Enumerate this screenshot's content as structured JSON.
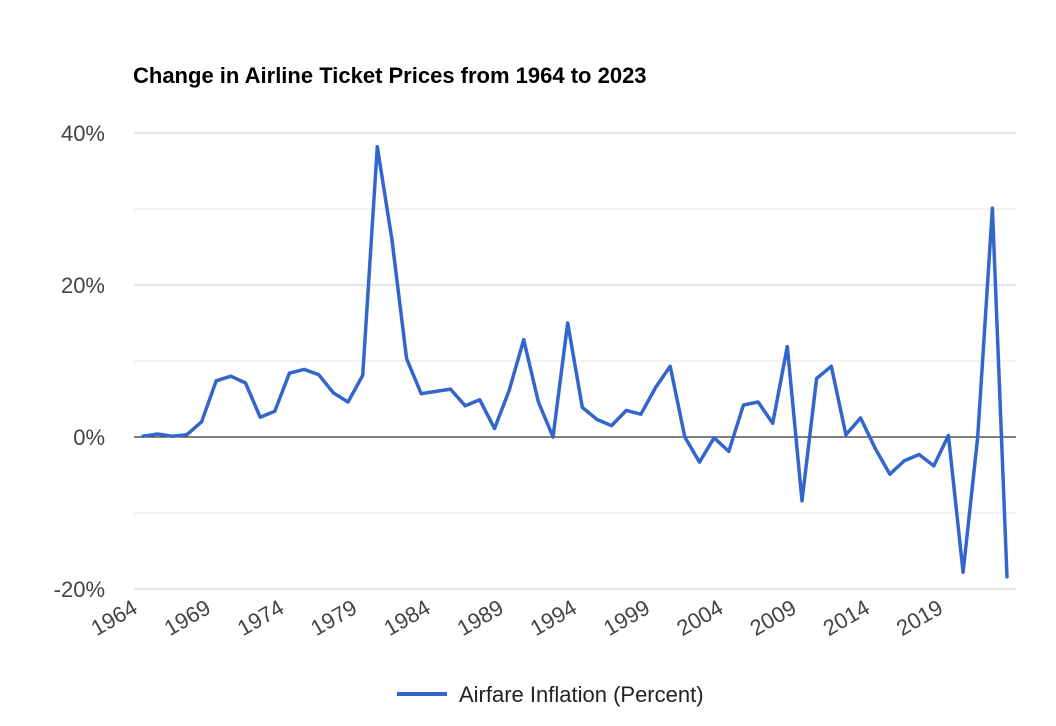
{
  "chart_data": {
    "type": "line",
    "title": "Change in Airline Ticket Prices from 1964 to 2023",
    "xlabel": "",
    "ylabel": "",
    "y_unit": "%",
    "ylim": [
      -20,
      40
    ],
    "y_ticks": [
      -20,
      0,
      20,
      40
    ],
    "y_tick_labels": [
      "-20%",
      "0%",
      "20%",
      "40%"
    ],
    "x_ticks": [
      1964,
      1969,
      1974,
      1979,
      1984,
      1989,
      1994,
      1999,
      2004,
      2009,
      2014,
      2019
    ],
    "x_tick_labels": [
      "1964",
      "1969",
      "1974",
      "1979",
      "1984",
      "1989",
      "1994",
      "1999",
      "2004",
      "2009",
      "2014",
      "2019"
    ],
    "grid": true,
    "legend": "bottom",
    "colors": {
      "series": "#3366cc",
      "zero_line": "#333333",
      "grid": "#cccccc"
    },
    "series": [
      {
        "name": "Airfare Inflation (Percent)",
        "x": [
          1964,
          1965,
          1966,
          1967,
          1968,
          1969,
          1970,
          1971,
          1972,
          1973,
          1974,
          1975,
          1976,
          1977,
          1978,
          1979,
          1980,
          1981,
          1982,
          1983,
          1984,
          1985,
          1986,
          1987,
          1988,
          1989,
          1990,
          1991,
          1992,
          1993,
          1994,
          1995,
          1996,
          1997,
          1998,
          1999,
          2000,
          2001,
          2002,
          2003,
          2004,
          2005,
          2006,
          2007,
          2008,
          2009,
          2010,
          2011,
          2012,
          2013,
          2014,
          2015,
          2016,
          2017,
          2018,
          2019,
          2020,
          2021,
          2022,
          2023
        ],
        "values": [
          0.1,
          0.4,
          0.1,
          0.3,
          2.0,
          7.4,
          8.0,
          7.1,
          2.6,
          3.4,
          8.4,
          8.9,
          8.2,
          5.8,
          4.6,
          8.1,
          38.2,
          26.0,
          10.3,
          5.7,
          6.0,
          6.3,
          4.1,
          4.9,
          1.1,
          6.1,
          12.8,
          4.6,
          0.0,
          15.0,
          3.9,
          2.3,
          1.5,
          3.5,
          3.0,
          6.5,
          9.3,
          0.0,
          -3.3,
          -0.1,
          -1.9,
          4.2,
          4.6,
          1.8,
          11.9,
          -8.4,
          7.7,
          9.3,
          0.3,
          2.5,
          -1.5,
          -4.9,
          -3.1,
          -2.3,
          -3.8,
          0.2,
          -17.8,
          0.0,
          30.1,
          -18.4
        ]
      }
    ]
  }
}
┄┄┄┄┄┄┄┄┄┄
Exactly reproduce the entries above, minus the pictures.

Enumerate this screenshot's content as structured JSON.
{
  "chart_data": {
    "type": "line",
    "title": "Change in Airline Ticket Prices from 1964 to 2023",
    "xlabel": "",
    "ylabel": "",
    "y_unit": "%",
    "ylim": [
      -20,
      40
    ],
    "y_ticks": [
      -20,
      0,
      20,
      40
    ],
    "y_tick_labels": [
      "-20%",
      "0%",
      "20%",
      "40%"
    ],
    "x_ticks": [
      1964,
      1969,
      1974,
      1979,
      1984,
      1989,
      1994,
      1999,
      2004,
      2009,
      2014,
      2019
    ],
    "x_tick_labels": [
      "1964",
      "1969",
      "1974",
      "1979",
      "1984",
      "1989",
      "1994",
      "1999",
      "2004",
      "2009",
      "2014",
      "2019"
    ],
    "grid": true,
    "legend": "bottom",
    "colors": {
      "series": "#3366cc",
      "zero_line": "#333333",
      "grid": "#cccccc"
    },
    "series": [
      {
        "name": "Airfare Inflation (Percent)",
        "x": [
          1964,
          1965,
          1966,
          1967,
          1968,
          1969,
          1970,
          1971,
          1972,
          1973,
          1974,
          1975,
          1976,
          1977,
          1978,
          1979,
          1980,
          1981,
          1982,
          1983,
          1984,
          1985,
          1986,
          1987,
          1988,
          1989,
          1990,
          1991,
          1992,
          1993,
          1994,
          1995,
          1996,
          1997,
          1998,
          1999,
          2000,
          2001,
          2002,
          2003,
          2004,
          2005,
          2006,
          2007,
          2008,
          2009,
          2010,
          2011,
          2012,
          2013,
          2014,
          2015,
          2016,
          2017,
          2018,
          2019,
          2020,
          2021,
          2022,
          2023
        ],
        "values": [
          0.1,
          0.4,
          0.1,
          0.3,
          2.0,
          7.4,
          8.0,
          7.1,
          2.6,
          3.4,
          8.4,
          8.9,
          8.2,
          5.8,
          4.6,
          8.1,
          38.2,
          26.0,
          10.3,
          5.7,
          6.0,
          6.3,
          4.1,
          4.9,
          1.1,
          6.1,
          12.8,
          4.6,
          0.0,
          15.0,
          3.9,
          2.3,
          1.5,
          3.5,
          3.0,
          6.5,
          9.3,
          0.0,
          -3.3,
          -0.1,
          -1.9,
          4.2,
          4.6,
          1.8,
          11.9,
          -8.4,
          7.7,
          9.3,
          0.3,
          2.5,
          -1.5,
          -4.9,
          -3.1,
          -2.3,
          -3.8,
          0.2,
          -17.8,
          0.0,
          30.1,
          -18.4
        ]
      }
    ]
  }
}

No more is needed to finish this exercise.